**Problem details:** From the data below, copy out word for word the part that opens with the line containing "Localize each UI" and closes with the line containing "value-cell: 7.0: [1024, 212, 1088, 230]", including both of those lines.

**Material provided:**
•••••

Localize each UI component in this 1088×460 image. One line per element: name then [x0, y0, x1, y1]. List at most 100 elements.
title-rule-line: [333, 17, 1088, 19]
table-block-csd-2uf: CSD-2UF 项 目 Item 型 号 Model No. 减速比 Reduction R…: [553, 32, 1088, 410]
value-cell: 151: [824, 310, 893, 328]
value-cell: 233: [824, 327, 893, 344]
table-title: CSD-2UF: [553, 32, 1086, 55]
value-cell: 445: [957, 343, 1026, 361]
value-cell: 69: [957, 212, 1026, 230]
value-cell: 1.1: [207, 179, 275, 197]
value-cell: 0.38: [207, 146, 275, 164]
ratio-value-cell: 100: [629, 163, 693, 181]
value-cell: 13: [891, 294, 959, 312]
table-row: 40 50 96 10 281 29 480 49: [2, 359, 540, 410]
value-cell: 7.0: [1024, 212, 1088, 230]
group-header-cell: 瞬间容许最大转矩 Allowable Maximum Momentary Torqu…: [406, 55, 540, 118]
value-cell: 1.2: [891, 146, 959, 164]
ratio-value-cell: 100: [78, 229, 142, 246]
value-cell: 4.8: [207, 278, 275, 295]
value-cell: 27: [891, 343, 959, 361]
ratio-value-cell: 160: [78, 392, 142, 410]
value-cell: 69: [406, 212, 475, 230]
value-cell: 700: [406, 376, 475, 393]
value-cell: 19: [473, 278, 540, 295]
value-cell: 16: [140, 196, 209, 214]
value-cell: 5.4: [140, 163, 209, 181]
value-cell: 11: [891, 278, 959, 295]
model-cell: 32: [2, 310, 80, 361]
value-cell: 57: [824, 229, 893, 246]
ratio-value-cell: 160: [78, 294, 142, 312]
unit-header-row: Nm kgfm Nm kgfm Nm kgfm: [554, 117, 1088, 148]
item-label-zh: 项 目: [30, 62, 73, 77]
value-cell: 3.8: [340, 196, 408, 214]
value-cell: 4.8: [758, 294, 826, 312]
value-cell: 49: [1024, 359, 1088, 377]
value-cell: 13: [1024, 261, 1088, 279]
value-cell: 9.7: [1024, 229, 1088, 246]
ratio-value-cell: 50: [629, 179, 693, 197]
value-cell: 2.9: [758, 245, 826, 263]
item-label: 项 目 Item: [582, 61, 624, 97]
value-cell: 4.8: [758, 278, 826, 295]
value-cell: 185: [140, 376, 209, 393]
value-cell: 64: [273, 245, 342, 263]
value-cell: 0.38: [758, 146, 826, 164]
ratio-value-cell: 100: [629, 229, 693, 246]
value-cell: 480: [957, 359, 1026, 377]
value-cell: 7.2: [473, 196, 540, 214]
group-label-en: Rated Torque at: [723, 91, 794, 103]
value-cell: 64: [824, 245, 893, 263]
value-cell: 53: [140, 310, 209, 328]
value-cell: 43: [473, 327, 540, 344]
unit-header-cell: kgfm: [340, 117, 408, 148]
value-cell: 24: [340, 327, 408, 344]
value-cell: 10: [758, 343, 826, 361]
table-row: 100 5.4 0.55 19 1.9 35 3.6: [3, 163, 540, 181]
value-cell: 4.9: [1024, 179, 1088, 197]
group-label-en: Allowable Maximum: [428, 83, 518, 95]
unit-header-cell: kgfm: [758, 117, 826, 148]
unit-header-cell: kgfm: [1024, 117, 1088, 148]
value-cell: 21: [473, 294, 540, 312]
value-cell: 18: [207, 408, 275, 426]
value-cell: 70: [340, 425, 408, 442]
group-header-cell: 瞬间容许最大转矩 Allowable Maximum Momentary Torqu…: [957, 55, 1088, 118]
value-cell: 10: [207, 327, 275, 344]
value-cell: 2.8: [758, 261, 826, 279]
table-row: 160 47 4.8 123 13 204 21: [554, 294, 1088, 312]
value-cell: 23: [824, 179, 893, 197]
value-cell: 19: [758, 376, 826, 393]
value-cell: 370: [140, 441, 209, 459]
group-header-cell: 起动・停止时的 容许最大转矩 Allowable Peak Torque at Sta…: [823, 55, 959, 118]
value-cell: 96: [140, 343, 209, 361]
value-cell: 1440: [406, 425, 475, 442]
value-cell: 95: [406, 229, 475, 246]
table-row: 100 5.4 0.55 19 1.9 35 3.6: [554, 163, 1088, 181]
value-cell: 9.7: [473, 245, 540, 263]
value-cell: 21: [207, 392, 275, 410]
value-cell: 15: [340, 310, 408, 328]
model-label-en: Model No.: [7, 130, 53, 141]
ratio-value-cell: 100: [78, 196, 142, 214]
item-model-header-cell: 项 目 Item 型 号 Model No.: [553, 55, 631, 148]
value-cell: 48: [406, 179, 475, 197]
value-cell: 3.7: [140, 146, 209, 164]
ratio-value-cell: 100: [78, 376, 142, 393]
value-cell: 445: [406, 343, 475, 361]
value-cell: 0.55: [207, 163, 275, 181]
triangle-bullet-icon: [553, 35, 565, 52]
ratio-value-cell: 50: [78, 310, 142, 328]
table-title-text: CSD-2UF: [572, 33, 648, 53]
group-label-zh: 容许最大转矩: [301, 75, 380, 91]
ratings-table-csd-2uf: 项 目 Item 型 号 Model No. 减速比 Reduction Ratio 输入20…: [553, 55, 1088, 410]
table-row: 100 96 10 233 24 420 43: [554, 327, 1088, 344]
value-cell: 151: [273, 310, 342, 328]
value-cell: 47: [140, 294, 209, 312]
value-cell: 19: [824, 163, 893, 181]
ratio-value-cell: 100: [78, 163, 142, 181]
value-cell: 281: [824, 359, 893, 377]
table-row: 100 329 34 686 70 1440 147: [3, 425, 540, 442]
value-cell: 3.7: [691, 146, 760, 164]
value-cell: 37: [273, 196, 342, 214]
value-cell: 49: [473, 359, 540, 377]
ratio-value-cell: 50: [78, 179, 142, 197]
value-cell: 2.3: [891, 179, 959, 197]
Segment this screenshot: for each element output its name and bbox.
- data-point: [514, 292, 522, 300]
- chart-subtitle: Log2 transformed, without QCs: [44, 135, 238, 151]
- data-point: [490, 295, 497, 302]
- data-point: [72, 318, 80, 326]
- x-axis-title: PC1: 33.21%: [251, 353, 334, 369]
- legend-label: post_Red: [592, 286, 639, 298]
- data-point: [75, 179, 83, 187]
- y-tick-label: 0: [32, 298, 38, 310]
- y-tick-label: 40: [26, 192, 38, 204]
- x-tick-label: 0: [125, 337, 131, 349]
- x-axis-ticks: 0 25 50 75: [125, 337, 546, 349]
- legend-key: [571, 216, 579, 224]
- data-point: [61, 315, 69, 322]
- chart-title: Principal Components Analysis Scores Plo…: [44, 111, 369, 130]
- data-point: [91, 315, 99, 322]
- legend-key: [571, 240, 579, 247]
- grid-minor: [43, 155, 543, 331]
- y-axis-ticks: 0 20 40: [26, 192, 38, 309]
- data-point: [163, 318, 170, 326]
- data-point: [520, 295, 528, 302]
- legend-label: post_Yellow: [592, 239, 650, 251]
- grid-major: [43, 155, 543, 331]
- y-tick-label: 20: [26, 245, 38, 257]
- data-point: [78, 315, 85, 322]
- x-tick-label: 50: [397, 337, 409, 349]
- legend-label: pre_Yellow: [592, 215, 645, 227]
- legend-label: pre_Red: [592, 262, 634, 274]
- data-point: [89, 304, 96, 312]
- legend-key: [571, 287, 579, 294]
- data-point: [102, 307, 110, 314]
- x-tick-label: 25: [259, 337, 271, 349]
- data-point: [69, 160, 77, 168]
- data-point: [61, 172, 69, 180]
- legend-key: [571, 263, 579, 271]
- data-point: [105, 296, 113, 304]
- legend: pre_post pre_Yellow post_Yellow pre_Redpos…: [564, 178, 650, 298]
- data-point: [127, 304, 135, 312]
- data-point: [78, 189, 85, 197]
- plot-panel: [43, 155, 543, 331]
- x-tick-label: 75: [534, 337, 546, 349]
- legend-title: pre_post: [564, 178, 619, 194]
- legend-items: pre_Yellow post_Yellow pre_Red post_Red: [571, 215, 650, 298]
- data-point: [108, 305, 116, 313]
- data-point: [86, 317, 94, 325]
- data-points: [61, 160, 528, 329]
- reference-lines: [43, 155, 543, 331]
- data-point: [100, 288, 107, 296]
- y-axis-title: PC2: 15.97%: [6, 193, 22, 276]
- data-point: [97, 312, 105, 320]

•••••

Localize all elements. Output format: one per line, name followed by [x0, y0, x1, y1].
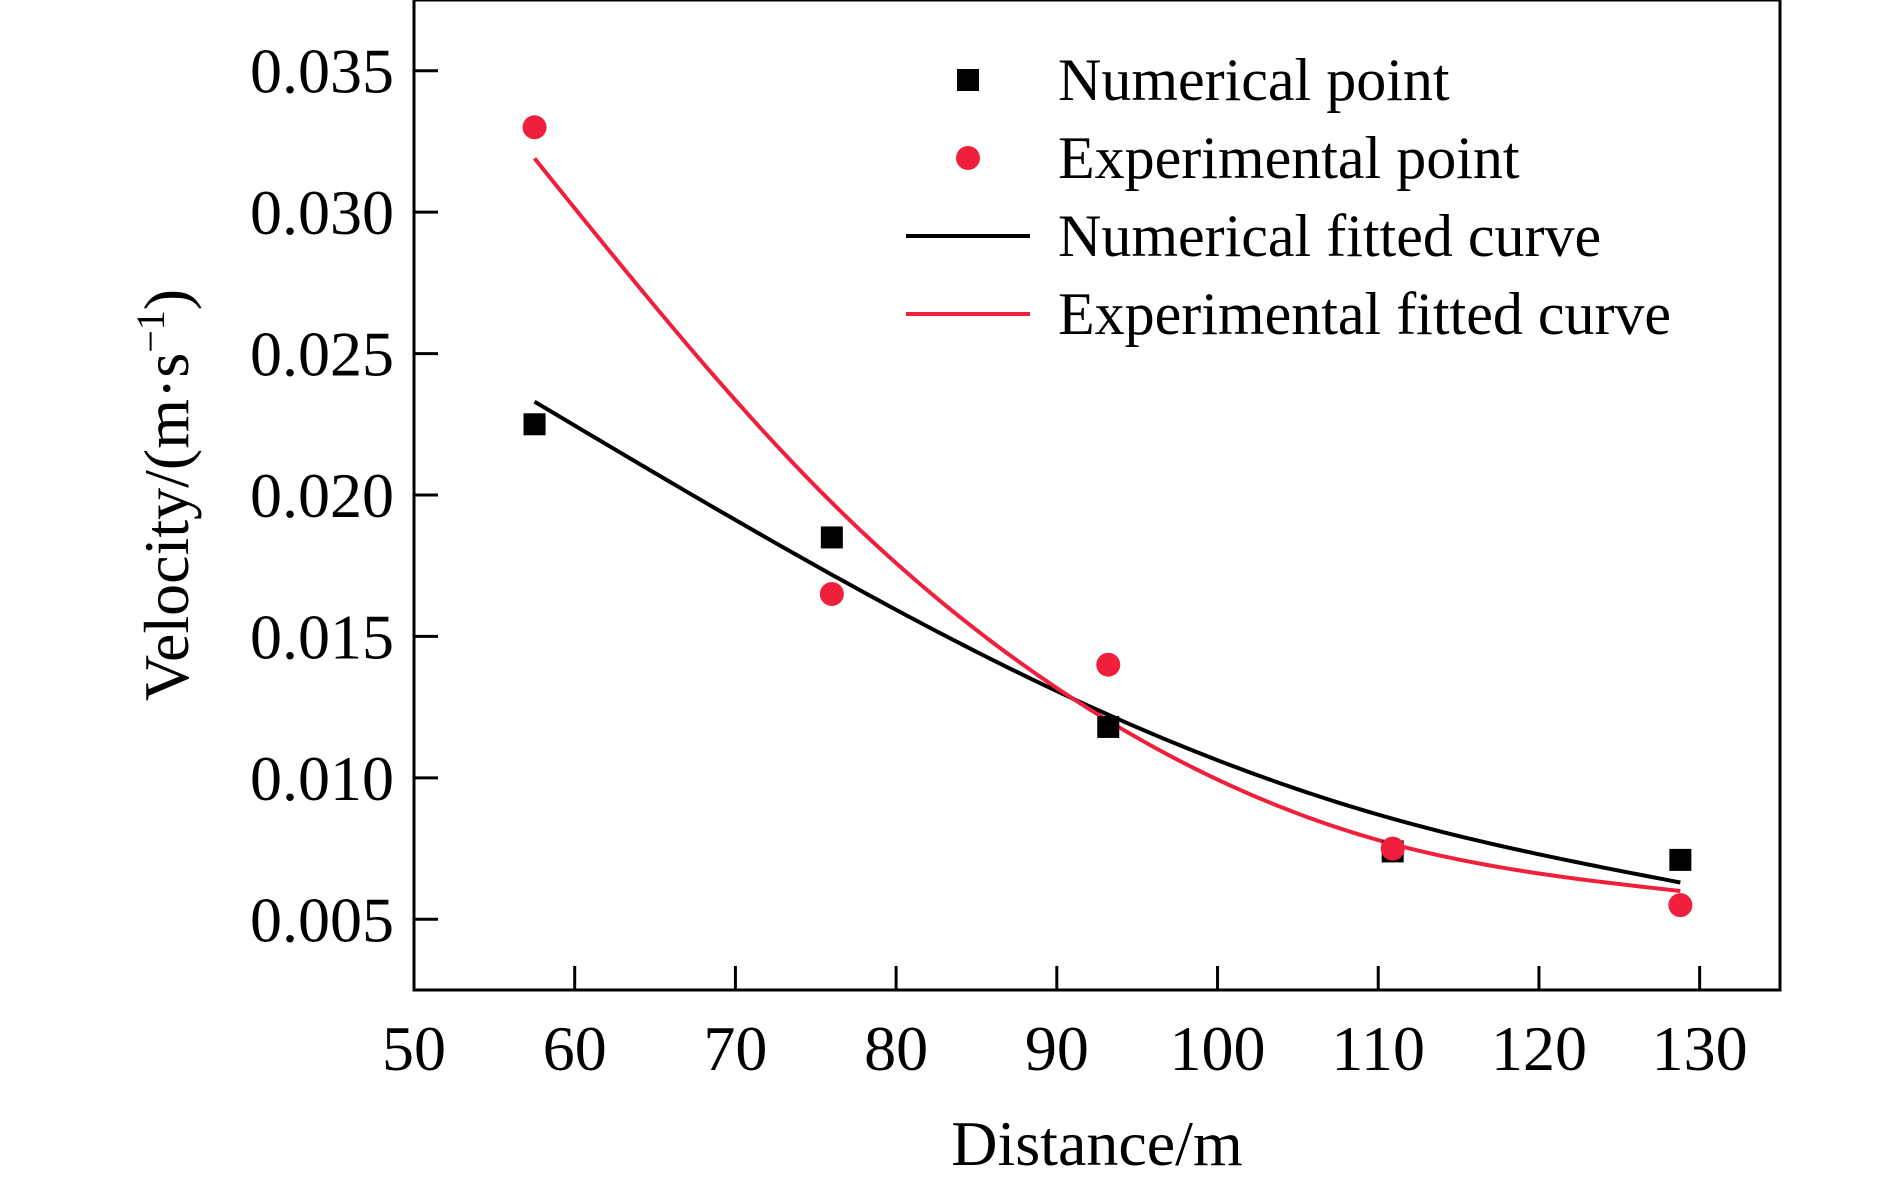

•••••

**Final answer:**
Localize each UI component in this 1088×460 image. One line per element: name then [x0, y0, x1, y1]. List at most 100 elements.
title-rule-line: [333, 17, 1088, 19]
table-block-csd-2uf: CSD-2UF 项 目 Item 型 号 Model No. 减速比 Reduction R…: [553, 32, 1088, 410]
value-cell: 151: [824, 310, 893, 328]
value-cell: 233: [824, 327, 893, 344]
table-title: CSD-2UF: [553, 32, 1086, 55]
value-cell: 445: [957, 343, 1026, 361]
value-cell: 69: [957, 212, 1026, 230]
value-cell: 1.1: [207, 179, 275, 197]
value-cell: 0.38: [207, 146, 275, 164]
ratio-value-cell: 100: [629, 163, 693, 181]
value-cell: 13: [891, 294, 959, 312]
table-row: 40 50 96 10 281 29 480 49: [2, 359, 540, 410]
value-cell: 7.0: [1024, 212, 1088, 230]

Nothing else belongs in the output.